▸ **Work required**
Using the records provided below, locate and copy each line that contains the word "sigma".

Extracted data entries
____________________

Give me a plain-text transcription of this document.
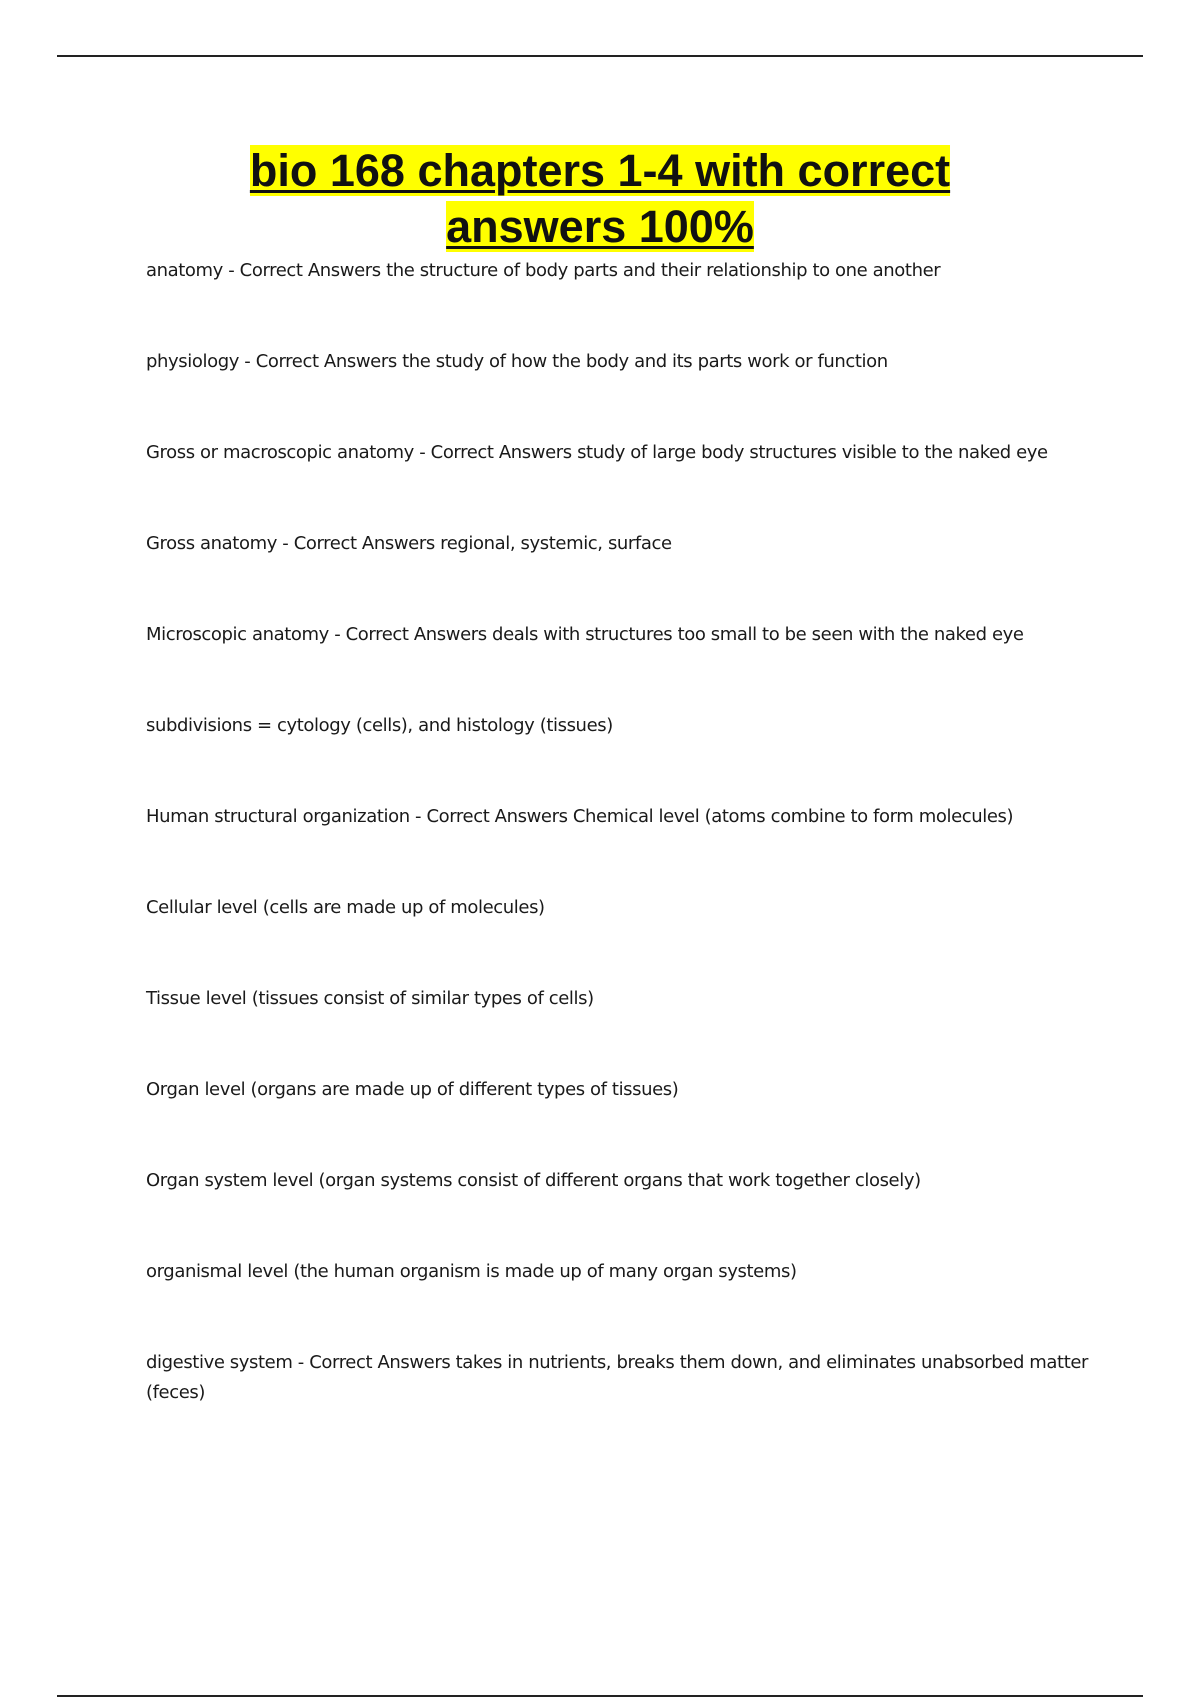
bio 168 chapters 1-4 with correct
answers 100%
anatomy - Correct Answers the structure of body parts and their relationship to one another
physiology - Correct Answers the study of how the body and its parts work or function
Gross or macroscopic anatomy - Correct Answers study of large body structures visible to the naked eye
Gross anatomy - Correct Answers regional, systemic, surface
Microscopic anatomy - Correct Answers deals with structures too small to be seen with the naked eye
subdivisions = cytology (cells), and histology (tissues)
Human structural organization - Correct Answers Chemical level (atoms combine to form molecules)
Cellular level (cells are made up of molecules)
Tissue level (tissues consist of similar types of cells)
Organ level (organs are made up of different types of tissues)
Organ system level (organ systems consist of different organs that work together closely)
organismal level (the human organism is made up of many organ systems)
digestive system - Correct Answers takes in nutrients, breaks them down, and eliminates unabsorbed matter (feces)
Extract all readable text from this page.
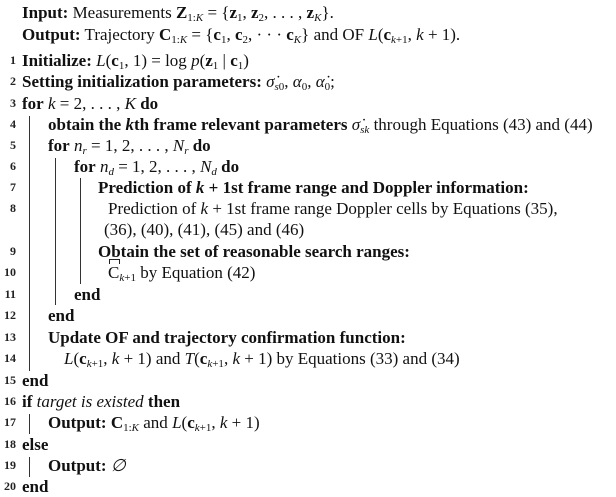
Input: Measurements $Z_{1:K} = \{z_1$, $z_2$, . . . , $z_K$}.
Output: Trajectory $C_{1:K} = \{c_1$, $c_2$, · · · $c_K$} and OF $L(c_{k+1}$, k + 1).
1 Initialize: $L(c_1$, $1) = \log p(z_1$ | $c_1$)
2 Setting initialization parameters: $\sigmȧ_{s0}$, $\alpha_0$, $\alphȧ_0$;
3 for k = 2, . . . , K do
4 obtain the kth frame relevant parameters $\sigmȧ_{sk}$ through Equations (43) and (44)
5 for $n_r = 1$, 2, . . . , $N_r$ do
6	for $n_d = 1$, 2, . . . , $N_d$ do
7	Prediction of k + 1st frame range and Doppler information:
8	Prediction of k + 1st frame range Doppler cells by Equations (35),
(36), (40), (41), (45) and (46)
9	Obtain the set of reasonable search ranges:
10	$C_{k+1}$ by Equation (42)
11	end
12 end
13 Update OF and trajectory confirmation function:
14	$L(c_{k+1}$, k + 1) and $T(c_{k+1}$, k + 1) by Equations (33) and (34)
15 end
16 if target is existed then
17 Output: $C_{1:K}$ and $L(c_{k+1}$, k + 1)
18 else
19 Output: ∅
20 end
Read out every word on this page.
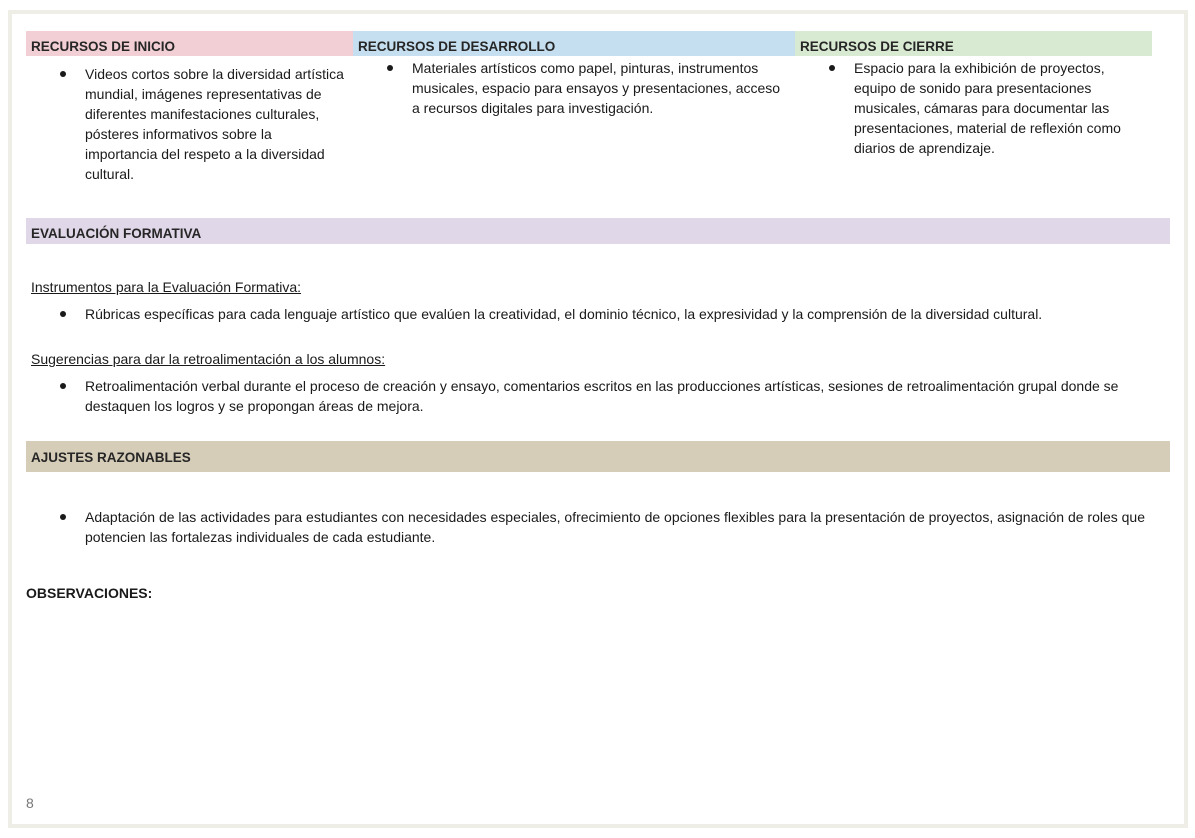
RECURSOS DE INICIO	RECURSOS DE DESARROLLO	RECURSOS DE CIERRE
Videos cortos sobre la diversidad artística mundial, imágenes representativas de diferentes manifestaciones culturales, pósteres informativos sobre la importancia del respeto a la diversidad cultural.
Materiales artísticos como papel, pinturas, instrumentos musicales, espacio para ensayos y presentaciones, acceso a recursos digitales para investigación.
Espacio para la exhibición de proyectos, equipo de sonido para presentaciones musicales, cámaras para documentar las presentaciones, material de reflexión como diarios de aprendizaje.
EVALUACIÓN FORMATIVA
Instrumentos para la Evaluación Formativa:
Rúbricas específicas para cada lenguaje artístico que evalúen la creatividad, el dominio técnico, la expresividad y la comprensión de la diversidad cultural.
Sugerencias para dar la retroalimentación a los alumnos:
Retroalimentación verbal durante el proceso de creación y ensayo, comentarios escritos en las producciones artísticas, sesiones de retroalimentación grupal donde se destaquen los logros y se propongan áreas de mejora.
AJUSTES RAZONABLES
Adaptación de las actividades para estudiantes con necesidades especiales, ofrecimiento de opciones flexibles para la presentación de proyectos, asignación de roles que potencien las fortalezas individuales de cada estudiante.
OBSERVACIONES:
8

____________________

▸ **Task result**
2 Setting initialization parameters: $\sigmȧ_{s0}$, $\alpha_0$, $\alphȧ_0$;
4 obtain the kth frame relevant parameters $\sigmȧ_{sk}$ through Equations (43) and (44)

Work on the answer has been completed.